Rows from a figure dataset
- - -

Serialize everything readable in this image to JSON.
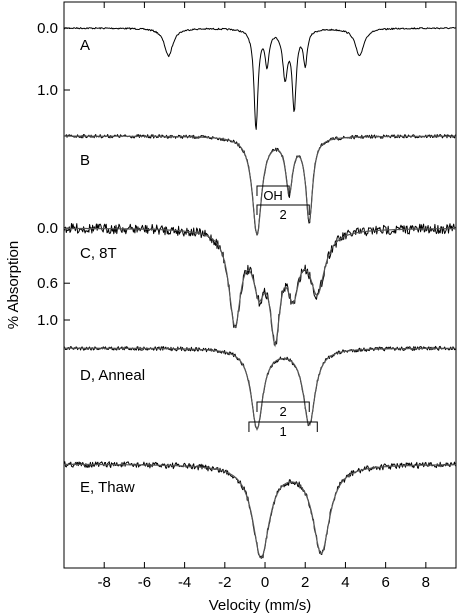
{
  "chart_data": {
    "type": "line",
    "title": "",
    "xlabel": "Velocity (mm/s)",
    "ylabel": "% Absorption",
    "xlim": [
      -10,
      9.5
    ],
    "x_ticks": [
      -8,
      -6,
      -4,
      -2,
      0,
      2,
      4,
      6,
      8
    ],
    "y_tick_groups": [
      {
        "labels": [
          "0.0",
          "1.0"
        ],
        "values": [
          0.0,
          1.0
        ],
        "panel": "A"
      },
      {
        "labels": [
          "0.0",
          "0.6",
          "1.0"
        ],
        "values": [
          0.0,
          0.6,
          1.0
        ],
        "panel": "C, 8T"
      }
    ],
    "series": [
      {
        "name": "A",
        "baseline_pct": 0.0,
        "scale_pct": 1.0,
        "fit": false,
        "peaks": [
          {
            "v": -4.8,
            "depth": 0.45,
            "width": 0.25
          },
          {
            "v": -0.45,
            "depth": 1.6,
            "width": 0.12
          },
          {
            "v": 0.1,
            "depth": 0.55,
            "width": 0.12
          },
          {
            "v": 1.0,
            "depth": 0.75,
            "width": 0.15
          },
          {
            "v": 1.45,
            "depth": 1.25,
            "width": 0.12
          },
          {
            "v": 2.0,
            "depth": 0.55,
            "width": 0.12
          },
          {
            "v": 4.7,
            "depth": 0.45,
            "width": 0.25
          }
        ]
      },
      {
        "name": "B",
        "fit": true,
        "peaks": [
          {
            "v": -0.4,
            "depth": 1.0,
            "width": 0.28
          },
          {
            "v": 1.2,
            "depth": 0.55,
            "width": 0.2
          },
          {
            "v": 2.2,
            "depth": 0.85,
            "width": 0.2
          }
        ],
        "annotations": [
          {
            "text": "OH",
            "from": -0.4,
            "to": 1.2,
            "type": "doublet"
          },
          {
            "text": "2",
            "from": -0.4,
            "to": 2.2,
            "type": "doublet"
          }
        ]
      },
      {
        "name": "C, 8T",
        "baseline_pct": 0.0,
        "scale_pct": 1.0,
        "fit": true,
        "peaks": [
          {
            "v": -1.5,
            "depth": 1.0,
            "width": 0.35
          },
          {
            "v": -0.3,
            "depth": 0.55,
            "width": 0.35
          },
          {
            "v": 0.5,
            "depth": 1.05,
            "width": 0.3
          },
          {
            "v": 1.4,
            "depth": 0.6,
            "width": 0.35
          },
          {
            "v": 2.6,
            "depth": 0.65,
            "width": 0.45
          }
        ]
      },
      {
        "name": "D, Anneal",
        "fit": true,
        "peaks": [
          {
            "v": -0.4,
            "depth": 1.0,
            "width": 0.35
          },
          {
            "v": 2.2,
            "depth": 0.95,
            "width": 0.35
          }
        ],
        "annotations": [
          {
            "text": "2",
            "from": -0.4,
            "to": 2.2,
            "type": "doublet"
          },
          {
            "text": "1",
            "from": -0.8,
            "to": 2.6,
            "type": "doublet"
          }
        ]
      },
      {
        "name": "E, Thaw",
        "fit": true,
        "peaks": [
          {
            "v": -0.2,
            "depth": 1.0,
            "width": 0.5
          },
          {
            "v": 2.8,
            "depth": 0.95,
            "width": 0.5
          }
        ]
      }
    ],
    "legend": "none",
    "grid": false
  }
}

- - -

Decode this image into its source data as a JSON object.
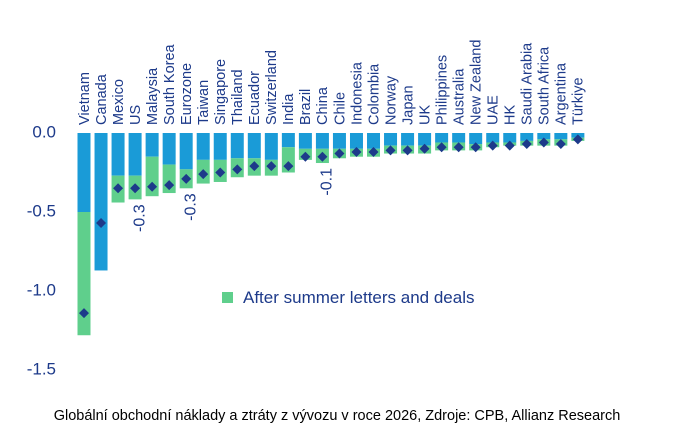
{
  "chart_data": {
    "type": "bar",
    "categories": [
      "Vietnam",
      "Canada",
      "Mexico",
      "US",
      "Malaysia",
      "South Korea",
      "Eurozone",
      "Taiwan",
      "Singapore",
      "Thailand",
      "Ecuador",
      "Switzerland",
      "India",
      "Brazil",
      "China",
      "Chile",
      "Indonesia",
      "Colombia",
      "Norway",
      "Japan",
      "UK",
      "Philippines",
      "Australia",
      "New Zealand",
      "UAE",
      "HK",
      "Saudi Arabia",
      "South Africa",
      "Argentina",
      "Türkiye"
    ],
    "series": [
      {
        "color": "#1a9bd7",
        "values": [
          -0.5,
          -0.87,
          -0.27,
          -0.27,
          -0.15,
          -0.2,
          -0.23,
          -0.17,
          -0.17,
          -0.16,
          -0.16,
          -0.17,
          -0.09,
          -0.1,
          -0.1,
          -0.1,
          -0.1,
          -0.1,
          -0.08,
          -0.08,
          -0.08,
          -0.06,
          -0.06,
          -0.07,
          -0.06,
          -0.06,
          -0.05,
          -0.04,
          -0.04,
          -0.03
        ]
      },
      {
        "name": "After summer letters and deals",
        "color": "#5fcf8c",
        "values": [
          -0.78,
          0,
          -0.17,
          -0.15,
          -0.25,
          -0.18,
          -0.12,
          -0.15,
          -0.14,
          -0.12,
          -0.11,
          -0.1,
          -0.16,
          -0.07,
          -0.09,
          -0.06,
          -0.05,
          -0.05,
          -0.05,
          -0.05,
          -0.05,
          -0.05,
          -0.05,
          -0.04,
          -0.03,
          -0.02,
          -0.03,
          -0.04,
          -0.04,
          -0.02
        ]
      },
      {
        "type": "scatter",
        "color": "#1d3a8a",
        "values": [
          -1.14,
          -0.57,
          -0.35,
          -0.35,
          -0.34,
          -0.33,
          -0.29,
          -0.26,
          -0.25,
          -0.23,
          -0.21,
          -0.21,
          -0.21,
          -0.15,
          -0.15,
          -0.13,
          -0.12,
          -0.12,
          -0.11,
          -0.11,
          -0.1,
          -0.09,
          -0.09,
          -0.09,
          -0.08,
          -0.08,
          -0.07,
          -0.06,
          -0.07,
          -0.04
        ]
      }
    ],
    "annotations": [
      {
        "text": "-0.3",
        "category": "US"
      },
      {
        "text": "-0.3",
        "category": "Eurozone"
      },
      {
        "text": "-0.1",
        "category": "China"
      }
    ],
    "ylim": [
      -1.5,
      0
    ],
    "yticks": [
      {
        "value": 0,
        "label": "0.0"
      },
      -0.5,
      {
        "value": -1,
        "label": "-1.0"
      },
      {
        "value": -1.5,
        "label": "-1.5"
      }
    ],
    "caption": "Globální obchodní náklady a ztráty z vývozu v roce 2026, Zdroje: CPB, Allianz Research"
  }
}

- - -

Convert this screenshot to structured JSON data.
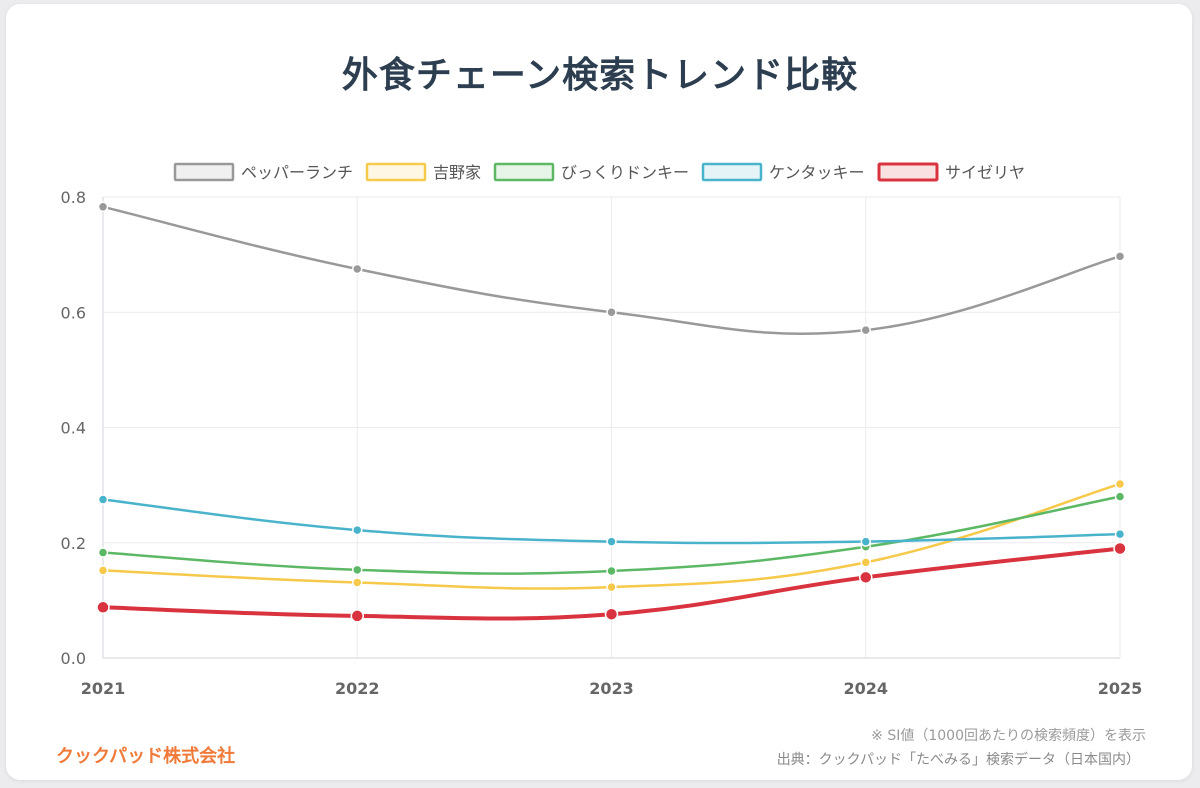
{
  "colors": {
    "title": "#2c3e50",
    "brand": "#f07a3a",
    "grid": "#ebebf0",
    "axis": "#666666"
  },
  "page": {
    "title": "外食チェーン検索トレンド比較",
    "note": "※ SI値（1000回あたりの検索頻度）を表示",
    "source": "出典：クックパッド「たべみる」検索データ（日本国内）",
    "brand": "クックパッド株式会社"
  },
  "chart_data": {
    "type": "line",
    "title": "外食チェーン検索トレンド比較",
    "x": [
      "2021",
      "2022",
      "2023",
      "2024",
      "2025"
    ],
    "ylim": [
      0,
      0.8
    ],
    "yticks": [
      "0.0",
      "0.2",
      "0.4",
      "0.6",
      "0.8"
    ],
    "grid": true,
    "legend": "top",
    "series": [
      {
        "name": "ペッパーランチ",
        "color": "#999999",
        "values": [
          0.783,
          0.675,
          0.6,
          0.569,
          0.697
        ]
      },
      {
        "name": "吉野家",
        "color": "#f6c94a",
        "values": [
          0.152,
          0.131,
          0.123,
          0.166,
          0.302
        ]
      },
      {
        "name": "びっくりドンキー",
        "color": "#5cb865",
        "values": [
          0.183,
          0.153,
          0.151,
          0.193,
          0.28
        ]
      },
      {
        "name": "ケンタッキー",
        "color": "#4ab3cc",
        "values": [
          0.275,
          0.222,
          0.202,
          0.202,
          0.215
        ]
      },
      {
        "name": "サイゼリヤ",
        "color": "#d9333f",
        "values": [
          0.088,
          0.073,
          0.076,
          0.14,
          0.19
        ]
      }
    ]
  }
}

- - -

Task to carry out
Sift through the entries and copy every line with "source".

Response to the exercise
Decode this image into its source data as a JSON object.
    "source": "出典：クックパッド「たべみる」検索データ（日本国内）",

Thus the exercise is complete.